SELECTED PASSAGE
******************************

- University: Stonehill College
- Conference: NEWHA
- Head coach: Lee-J Mirasolo 3rd season, 35–35–7
- Assistant coaches: Kendall Wagner; Erin Connolly;
- Captain(s): Sydney Russell
- Alternate captain(s): Brianna Walkom
- Arena: Bridgewater Ice Arena Bridgewater, Massachusetts
- Colors: Purple and white

NCAA tournament appearances
- 2024

Conference tournament champions
- 2024

= Stonehill Skyhawks women's ice hockey =

The Stonehill Skyhawks women's ice hockey team represents Stonehill College in NCAA Division I ice hockey. On April 5, 2022, the school announced that they were promoting all of their varsity programs to Division I for the 2022–23 academic year. The team plays their home games at Bridgewater Ice Arena, located over 9 miles away from Stonehill's campus in Easton, Massachusetts. They play in the New England Women's Hockey Alliance. They finished 3rd in the league in their very first varsity season (2022–23).

==History==
In May 2021, Tara Watchorn, a 2014 Olympic gold medalist, was hired as the first head coach for the Skyhawks.
 The program began play in the 2022–23 NEWHA season.

During the 2022–23 season, their first in the NEWHA, Alexis Petford led the conference with 25 goals scored. In 2022–23, only four members of the Skyhawks roster – Josie Mendeszoon (Union College), Katie Sonntag (Union College), Paige Whaley (Mercyhurst Lakers), and Hanna Zukow (Mercyhurst Lakers) – were not freshmen.

On March 9, 2024, Stonehill beat the Franklin Pierce Ravens by a 3–2 mark in overtime to win their first NEWHA postseason tournament title.

During the 2024–25 season, Aerin Frankel served as the Skyhawks goalie coach. The goalies on the Skyhawks roster during Frankel's season included Eve Stone, Kara Westlake and Alexsa Caron, who earned a place on the NEWHA All-Rookie Team. Of note, Caron set the single season record for saves (1,141) and shutouts (4), highlighted by a 61 save performance versus Ohio State on October 25, 2024, a single game program record.

******************************

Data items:
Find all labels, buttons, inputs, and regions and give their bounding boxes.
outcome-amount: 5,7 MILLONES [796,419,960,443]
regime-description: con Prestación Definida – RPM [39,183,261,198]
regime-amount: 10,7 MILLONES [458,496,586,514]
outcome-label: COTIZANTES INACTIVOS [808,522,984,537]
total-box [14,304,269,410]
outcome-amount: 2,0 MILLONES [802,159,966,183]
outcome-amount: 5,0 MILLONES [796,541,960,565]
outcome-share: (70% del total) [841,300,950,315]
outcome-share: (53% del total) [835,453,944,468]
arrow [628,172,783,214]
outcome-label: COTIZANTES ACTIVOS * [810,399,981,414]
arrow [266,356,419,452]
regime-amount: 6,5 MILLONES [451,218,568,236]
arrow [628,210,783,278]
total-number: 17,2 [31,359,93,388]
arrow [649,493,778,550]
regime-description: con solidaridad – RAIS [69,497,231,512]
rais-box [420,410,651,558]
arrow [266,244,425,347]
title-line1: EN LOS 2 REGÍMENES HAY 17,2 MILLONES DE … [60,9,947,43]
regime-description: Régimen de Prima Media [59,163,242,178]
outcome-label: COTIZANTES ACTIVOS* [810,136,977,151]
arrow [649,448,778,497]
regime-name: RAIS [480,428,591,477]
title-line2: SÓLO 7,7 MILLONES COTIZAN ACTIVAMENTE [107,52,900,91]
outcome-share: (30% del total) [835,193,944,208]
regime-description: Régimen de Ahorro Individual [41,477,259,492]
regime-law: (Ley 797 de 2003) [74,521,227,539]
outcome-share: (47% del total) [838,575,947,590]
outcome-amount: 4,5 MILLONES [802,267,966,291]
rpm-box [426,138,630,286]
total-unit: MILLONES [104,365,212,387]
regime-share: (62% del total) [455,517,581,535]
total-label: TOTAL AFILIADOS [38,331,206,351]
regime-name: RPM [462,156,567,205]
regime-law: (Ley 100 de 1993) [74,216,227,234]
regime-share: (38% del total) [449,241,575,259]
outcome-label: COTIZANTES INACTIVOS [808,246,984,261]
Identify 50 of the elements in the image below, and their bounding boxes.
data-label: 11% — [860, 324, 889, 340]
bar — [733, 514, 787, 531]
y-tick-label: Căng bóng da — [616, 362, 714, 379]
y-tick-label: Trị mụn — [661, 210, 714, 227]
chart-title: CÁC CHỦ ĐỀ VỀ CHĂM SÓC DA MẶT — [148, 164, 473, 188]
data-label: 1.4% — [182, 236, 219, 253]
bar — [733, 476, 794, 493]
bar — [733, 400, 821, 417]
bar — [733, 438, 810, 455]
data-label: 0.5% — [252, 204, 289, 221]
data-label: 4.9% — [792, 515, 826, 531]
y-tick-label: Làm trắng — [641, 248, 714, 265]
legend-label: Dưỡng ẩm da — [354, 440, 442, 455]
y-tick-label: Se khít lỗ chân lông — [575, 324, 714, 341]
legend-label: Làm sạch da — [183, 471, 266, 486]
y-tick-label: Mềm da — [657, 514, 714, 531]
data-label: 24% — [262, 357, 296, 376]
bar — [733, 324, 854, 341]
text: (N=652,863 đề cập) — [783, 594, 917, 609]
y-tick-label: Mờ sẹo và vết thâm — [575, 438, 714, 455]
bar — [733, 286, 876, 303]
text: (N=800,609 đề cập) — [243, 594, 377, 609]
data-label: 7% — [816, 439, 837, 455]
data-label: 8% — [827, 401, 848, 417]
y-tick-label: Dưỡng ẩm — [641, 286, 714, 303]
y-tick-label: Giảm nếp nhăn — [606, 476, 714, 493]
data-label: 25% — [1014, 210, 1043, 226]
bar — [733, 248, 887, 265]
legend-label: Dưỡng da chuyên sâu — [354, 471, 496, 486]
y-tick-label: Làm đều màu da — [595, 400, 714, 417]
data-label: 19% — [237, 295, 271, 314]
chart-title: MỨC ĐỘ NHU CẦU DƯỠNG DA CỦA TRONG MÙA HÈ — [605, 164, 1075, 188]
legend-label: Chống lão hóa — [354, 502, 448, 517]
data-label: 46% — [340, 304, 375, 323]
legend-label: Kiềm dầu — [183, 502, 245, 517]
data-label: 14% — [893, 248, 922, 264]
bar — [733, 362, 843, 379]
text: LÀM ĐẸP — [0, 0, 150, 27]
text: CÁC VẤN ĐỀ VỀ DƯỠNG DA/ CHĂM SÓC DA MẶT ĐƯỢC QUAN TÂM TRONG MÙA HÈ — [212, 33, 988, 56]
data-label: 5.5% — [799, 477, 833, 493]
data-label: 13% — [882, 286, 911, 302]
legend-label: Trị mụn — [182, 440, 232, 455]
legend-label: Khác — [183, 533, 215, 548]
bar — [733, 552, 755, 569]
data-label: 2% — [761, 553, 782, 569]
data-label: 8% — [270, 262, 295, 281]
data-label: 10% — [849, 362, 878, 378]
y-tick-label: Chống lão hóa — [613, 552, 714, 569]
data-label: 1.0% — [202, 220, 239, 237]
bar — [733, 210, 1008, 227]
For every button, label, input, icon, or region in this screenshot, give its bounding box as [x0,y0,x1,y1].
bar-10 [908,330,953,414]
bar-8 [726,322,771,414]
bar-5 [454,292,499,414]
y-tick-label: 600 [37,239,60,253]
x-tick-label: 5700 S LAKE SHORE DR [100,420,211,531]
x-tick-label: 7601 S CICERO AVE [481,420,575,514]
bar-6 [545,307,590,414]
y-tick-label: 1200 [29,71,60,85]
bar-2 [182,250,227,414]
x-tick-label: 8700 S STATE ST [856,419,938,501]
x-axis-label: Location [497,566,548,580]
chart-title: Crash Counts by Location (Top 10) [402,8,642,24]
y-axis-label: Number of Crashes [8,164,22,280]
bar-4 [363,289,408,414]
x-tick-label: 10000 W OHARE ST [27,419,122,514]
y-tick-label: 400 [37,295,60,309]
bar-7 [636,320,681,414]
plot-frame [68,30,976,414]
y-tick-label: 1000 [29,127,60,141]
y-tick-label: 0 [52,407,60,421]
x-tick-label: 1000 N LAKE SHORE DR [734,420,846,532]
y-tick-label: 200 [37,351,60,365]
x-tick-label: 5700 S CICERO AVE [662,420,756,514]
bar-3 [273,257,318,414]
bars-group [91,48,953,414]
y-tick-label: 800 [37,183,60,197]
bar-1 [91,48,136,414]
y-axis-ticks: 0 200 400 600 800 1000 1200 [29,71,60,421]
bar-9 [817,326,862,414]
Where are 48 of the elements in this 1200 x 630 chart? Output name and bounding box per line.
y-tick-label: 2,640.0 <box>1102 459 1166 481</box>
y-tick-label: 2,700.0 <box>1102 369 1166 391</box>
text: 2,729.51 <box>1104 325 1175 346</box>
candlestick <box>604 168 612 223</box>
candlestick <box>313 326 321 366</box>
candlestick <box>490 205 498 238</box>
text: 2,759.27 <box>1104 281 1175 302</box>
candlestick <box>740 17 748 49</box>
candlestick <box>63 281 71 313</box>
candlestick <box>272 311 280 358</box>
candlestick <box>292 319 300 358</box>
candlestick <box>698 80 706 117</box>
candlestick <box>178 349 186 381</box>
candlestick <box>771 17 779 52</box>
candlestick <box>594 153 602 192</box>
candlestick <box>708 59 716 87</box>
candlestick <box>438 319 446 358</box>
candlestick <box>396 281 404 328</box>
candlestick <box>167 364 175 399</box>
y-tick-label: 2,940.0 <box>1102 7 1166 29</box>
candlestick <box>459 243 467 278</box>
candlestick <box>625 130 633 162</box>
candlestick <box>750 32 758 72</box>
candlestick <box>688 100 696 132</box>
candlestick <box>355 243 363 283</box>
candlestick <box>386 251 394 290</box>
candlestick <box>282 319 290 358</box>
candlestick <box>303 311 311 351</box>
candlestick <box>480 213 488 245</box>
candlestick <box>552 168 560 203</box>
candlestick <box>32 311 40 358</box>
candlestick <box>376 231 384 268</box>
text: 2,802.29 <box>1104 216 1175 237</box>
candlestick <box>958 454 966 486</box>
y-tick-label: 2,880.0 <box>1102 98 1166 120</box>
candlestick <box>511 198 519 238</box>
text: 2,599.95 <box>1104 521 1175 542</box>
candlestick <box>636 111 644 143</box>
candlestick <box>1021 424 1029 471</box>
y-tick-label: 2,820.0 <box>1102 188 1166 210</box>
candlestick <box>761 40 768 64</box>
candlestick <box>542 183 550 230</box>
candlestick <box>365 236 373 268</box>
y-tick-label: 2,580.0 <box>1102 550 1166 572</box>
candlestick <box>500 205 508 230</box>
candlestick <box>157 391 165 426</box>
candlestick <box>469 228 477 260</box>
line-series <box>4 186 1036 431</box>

******************************

GOAL 1
Write out the part of the Stonehill Skyhawks women's ice hockey article starting with "On March 9, 2024, Stonehill" and going on through "game program record.".
GOAL 2
In the Stonehill Skyhawks women's ice hockey article, which team did Stonehill defeat on March 9, 2024, to win its first NEWHA postseason tournament title?
GOAL 3
Proceed with the Stonehill Skyhawks women's ice hockey article, picking up right after its final sentence.

WRITTEN REPLY 1
On March 9, 2024, Stonehill beat the Franklin Pierce Ravens by a 3–2 mark in overtime to win their first NEWHA postseason tournament title.

During the 2024–25 season, Aerin Frankel served as the Skyhawks goalie coach. The goalies on the Skyhawks roster during Frankel's season included Eve Stone, Kara Westlake and Alexsa Caron, who earned a place on the NEWHA All-Rookie Team. Of note, Caron set the single season record for saves (1,141) and shutouts (4), highlighted by a 61 save performance versus Ohio State on October 25, 2024, a single game program record.

WRITTEN REPLY 2
The Franklin Pierce Ravens.

WRITTEN REPLY 3
In July 2025, Sydney Russell was named as team captain once again, making her the first player in program history to serve as team captain in consecutive years. Of note, Russell is the first player born and raised in Nashville to commit to play NCAA Division I ice hockey.

On November 28 and 30, 2025, Russell and the Skyhawks played in her hometown of Nashville, participating in the Smashville Women's Collegiate Hockey Showcase. The Mercyhurst Lakers defeated the Skyhawks by a 6–1 mark on November 28, followed by a 17–2 loss against the #1 ranked Wisconsin Badgers on November 30. Of note, the 17 goals represents a Badgers single game program record.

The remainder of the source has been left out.